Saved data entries

--------

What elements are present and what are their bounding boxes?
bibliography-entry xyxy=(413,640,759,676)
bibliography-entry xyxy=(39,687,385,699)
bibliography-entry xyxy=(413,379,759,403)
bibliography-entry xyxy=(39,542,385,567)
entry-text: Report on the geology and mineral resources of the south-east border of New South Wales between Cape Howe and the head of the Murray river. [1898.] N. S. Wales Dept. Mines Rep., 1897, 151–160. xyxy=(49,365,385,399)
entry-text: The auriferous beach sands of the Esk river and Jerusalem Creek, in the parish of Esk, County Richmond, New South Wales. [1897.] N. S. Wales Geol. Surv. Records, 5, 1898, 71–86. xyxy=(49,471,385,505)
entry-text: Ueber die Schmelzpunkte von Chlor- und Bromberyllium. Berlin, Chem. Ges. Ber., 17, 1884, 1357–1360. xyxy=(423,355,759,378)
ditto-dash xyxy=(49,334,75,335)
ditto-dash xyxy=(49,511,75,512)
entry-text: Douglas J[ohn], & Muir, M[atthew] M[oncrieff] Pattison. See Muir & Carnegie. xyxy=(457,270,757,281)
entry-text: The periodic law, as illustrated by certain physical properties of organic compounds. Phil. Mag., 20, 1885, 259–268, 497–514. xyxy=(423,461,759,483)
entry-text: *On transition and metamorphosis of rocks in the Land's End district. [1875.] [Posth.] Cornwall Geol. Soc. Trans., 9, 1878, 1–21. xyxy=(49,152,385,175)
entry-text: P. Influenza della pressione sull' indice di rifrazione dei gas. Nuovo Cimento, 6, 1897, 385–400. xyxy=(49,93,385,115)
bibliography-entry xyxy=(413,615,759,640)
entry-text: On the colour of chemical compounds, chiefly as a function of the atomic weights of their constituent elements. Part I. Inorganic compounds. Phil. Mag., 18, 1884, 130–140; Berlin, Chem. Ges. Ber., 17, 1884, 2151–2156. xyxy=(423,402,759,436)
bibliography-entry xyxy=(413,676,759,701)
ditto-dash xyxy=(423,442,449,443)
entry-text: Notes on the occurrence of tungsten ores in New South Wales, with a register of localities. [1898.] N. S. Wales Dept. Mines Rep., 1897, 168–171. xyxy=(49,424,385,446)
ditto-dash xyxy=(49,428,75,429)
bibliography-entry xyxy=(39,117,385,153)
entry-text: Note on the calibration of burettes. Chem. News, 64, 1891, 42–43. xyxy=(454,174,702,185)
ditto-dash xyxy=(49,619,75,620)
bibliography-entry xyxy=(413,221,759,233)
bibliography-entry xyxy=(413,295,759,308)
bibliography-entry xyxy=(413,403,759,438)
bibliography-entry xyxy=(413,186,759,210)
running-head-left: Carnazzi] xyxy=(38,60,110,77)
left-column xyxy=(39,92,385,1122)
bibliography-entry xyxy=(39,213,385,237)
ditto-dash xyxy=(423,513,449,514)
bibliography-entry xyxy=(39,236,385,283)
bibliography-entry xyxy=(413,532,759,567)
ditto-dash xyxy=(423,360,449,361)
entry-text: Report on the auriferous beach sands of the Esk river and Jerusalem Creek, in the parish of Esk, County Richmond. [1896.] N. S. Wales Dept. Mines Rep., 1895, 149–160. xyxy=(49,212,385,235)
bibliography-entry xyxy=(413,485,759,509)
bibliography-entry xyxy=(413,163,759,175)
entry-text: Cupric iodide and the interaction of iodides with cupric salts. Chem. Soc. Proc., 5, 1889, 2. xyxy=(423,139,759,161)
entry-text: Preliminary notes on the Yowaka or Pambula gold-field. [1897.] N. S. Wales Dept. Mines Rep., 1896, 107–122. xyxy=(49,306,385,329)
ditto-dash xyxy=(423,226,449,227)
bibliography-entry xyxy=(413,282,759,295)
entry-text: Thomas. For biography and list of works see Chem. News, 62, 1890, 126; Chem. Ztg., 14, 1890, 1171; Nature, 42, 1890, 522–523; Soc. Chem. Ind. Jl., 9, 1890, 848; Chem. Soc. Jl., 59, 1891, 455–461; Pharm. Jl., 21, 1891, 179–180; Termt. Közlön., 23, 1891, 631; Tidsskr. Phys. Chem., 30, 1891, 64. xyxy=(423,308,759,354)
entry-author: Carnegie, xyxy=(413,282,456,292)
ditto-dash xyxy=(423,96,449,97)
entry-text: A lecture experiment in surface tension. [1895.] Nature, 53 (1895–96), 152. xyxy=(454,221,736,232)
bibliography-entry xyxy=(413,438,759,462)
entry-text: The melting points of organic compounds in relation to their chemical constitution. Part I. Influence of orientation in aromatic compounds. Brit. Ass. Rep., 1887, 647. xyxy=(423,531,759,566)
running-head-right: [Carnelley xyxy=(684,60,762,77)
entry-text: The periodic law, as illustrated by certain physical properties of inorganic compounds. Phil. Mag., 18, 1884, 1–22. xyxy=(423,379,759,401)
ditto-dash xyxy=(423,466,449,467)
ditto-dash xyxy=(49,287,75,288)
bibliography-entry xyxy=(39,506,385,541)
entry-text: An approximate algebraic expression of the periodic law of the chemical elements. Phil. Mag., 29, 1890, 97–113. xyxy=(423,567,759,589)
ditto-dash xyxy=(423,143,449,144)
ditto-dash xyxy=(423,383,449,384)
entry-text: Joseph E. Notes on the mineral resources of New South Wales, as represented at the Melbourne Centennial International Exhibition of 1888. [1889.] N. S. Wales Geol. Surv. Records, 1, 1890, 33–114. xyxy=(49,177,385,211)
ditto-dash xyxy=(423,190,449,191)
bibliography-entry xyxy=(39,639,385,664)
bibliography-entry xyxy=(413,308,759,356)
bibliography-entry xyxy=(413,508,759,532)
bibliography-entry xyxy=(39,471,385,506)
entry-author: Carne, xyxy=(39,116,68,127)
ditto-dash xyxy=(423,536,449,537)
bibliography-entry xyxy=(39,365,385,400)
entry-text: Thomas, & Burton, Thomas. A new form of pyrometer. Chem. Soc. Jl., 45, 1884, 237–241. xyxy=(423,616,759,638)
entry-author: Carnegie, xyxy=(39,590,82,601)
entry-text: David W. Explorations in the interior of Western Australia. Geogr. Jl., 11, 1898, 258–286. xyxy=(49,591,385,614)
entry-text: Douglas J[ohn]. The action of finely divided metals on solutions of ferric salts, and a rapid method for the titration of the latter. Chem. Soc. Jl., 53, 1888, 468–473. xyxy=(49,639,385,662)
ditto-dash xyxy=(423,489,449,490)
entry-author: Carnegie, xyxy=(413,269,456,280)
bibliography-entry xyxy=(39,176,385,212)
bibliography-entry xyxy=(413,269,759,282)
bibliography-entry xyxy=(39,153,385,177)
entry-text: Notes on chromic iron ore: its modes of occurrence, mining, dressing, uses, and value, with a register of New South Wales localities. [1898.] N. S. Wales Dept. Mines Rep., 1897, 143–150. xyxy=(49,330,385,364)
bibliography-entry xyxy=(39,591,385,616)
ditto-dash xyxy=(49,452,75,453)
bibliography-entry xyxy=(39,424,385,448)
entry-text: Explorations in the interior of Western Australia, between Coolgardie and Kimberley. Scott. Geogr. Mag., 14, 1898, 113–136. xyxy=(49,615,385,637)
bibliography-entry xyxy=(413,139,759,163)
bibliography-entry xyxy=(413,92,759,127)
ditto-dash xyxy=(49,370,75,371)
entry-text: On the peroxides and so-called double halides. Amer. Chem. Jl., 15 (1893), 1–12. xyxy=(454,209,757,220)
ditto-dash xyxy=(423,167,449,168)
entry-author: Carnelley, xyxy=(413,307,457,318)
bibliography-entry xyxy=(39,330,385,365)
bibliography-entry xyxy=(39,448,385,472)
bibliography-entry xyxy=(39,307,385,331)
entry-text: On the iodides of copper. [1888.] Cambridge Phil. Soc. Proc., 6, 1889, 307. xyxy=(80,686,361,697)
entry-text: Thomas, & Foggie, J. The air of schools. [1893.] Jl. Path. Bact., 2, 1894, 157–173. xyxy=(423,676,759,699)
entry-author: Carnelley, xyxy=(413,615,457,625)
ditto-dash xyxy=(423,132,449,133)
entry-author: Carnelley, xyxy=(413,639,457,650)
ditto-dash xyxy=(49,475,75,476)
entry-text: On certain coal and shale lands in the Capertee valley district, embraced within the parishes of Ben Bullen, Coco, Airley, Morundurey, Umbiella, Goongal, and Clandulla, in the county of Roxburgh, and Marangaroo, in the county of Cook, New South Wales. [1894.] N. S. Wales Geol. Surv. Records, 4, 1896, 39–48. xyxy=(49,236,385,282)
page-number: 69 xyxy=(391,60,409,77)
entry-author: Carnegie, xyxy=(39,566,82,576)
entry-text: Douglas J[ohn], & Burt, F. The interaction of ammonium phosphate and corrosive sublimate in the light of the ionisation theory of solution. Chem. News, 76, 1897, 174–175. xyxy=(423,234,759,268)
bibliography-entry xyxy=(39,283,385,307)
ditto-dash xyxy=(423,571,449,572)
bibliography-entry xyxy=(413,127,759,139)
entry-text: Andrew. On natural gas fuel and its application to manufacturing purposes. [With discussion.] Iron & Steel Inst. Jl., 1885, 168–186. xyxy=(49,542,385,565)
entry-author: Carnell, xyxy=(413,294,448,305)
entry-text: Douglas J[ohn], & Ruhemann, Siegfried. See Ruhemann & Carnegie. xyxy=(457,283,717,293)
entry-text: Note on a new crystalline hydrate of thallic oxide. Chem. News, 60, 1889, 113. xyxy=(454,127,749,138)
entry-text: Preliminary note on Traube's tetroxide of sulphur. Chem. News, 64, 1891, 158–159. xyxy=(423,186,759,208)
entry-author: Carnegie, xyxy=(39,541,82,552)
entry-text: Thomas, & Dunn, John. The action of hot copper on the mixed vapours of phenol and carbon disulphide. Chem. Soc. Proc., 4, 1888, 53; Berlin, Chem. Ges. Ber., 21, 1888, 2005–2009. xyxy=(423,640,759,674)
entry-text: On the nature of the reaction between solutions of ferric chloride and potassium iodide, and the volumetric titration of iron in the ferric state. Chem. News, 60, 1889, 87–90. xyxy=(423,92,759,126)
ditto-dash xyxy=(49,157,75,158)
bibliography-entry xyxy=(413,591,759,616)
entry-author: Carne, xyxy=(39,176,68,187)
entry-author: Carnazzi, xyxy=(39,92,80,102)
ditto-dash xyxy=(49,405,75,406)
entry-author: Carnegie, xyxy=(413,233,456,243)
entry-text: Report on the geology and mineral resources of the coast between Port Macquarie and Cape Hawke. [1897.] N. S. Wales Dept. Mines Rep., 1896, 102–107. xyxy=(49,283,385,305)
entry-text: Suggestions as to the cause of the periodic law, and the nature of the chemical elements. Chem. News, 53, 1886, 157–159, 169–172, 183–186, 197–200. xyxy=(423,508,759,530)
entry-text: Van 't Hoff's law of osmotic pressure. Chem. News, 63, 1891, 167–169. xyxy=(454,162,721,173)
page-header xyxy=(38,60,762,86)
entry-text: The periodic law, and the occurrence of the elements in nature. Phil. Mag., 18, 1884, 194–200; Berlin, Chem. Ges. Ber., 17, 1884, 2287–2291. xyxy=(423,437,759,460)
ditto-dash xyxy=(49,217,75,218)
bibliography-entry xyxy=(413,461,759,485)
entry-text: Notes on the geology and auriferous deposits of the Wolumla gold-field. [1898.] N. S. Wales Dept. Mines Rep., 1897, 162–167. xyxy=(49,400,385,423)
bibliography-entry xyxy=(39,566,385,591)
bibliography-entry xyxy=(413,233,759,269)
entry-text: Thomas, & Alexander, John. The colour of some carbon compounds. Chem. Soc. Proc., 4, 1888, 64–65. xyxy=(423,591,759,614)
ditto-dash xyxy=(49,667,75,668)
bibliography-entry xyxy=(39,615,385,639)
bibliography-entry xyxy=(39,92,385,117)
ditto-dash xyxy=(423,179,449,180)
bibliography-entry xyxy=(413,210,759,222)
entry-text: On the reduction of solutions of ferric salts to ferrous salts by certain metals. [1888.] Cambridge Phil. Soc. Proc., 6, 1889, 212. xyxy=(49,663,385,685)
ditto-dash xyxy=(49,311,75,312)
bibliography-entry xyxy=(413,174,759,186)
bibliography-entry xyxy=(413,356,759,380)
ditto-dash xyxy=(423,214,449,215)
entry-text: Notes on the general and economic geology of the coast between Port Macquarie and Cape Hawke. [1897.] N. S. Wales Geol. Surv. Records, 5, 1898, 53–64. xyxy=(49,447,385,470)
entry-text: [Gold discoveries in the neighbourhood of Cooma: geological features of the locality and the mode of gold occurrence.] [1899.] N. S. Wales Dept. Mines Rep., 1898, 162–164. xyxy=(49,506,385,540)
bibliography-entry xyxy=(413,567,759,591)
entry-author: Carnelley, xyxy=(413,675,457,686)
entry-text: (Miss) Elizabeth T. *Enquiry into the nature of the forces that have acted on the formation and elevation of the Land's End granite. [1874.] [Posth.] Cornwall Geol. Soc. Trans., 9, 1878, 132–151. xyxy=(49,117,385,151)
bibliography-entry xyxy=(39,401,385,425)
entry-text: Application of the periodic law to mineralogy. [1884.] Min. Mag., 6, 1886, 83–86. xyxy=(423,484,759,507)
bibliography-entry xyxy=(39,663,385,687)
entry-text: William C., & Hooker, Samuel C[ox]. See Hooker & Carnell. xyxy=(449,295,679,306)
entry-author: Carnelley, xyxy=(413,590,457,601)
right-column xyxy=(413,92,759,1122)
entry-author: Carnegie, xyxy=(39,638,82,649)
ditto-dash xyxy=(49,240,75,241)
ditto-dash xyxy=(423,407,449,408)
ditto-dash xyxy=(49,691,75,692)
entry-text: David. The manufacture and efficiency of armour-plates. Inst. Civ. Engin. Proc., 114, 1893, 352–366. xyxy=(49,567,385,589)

--------

### [WHAT YOU SHOULD DO]
Duplicate every line of the entries, starting from the very first and ending with the line that contains "bibliography-entry xyxy=(39,117,385,153)", including both of those lines. Keep each line unchanged.

### [FINAL RESULT]
What elements are present and what are their bounding boxes?
bibliography-entry xyxy=(413,640,759,676)
bibliography-entry xyxy=(39,687,385,699)
bibliography-entry xyxy=(413,379,759,403)
bibliography-entry xyxy=(39,542,385,567)
entry-text: Report on the geology and mineral resources of the south-east border of New South Wales between Cape Howe and the head of the Murray river. [1898.] N. S. Wales Dept. Mines Rep., 1897, 151–160. xyxy=(49,365,385,399)
entry-text: The auriferous beach sands of the Esk river and Jerusalem Creek, in the parish of Esk, County Richmond, New South Wales. [1897.] N. S. Wales Geol. Surv. Records, 5, 1898, 71–86. xyxy=(49,471,385,505)
entry-text: Ueber die Schmelzpunkte von Chlor- und Bromberyllium. Berlin, Chem. Ges. Ber., 17, 1884, 1357–1360. xyxy=(423,355,759,378)
ditto-dash xyxy=(49,334,75,335)
ditto-dash xyxy=(49,511,75,512)
entry-text: Douglas J[ohn], & Muir, M[atthew] M[oncrieff] Pattison. See Muir & Carnegie. xyxy=(457,270,757,281)
entry-text: The periodic law, as illustrated by certain physical properties of organic compounds. Phil. Mag., 20, 1885, 259–268, 497–514. xyxy=(423,461,759,483)
entry-text: *On transition and metamorphosis of rocks in the Land's End district. [1875.] [Posth.] Cornwall Geol. Soc. Trans., 9, 1878, 1–21. xyxy=(49,152,385,175)
entry-text: P. Influenza della pressione sull' indice di rifrazione dei gas. Nuovo Cimento, 6, 1897, 385–400. xyxy=(49,93,385,115)
bibliography-entry xyxy=(413,615,759,640)
entry-text: On the colour of chemical compounds, chiefly as a function of the atomic weights of their constituent elements. Part I. Inorganic compounds. Phil. Mag., 18, 1884, 130–140; Berlin, Chem. Ges. Ber., 17, 1884, 2151–2156. xyxy=(423,402,759,436)
bibliography-entry xyxy=(413,676,759,701)
ditto-dash xyxy=(423,442,449,443)
entry-text: Notes on the occurrence of tungsten ores in New South Wales, with a register of localities. [1898.] N. S. Wales Dept. Mines Rep., 1897, 168–171. xyxy=(49,424,385,446)
ditto-dash xyxy=(49,428,75,429)
bibliography-entry xyxy=(39,117,385,153)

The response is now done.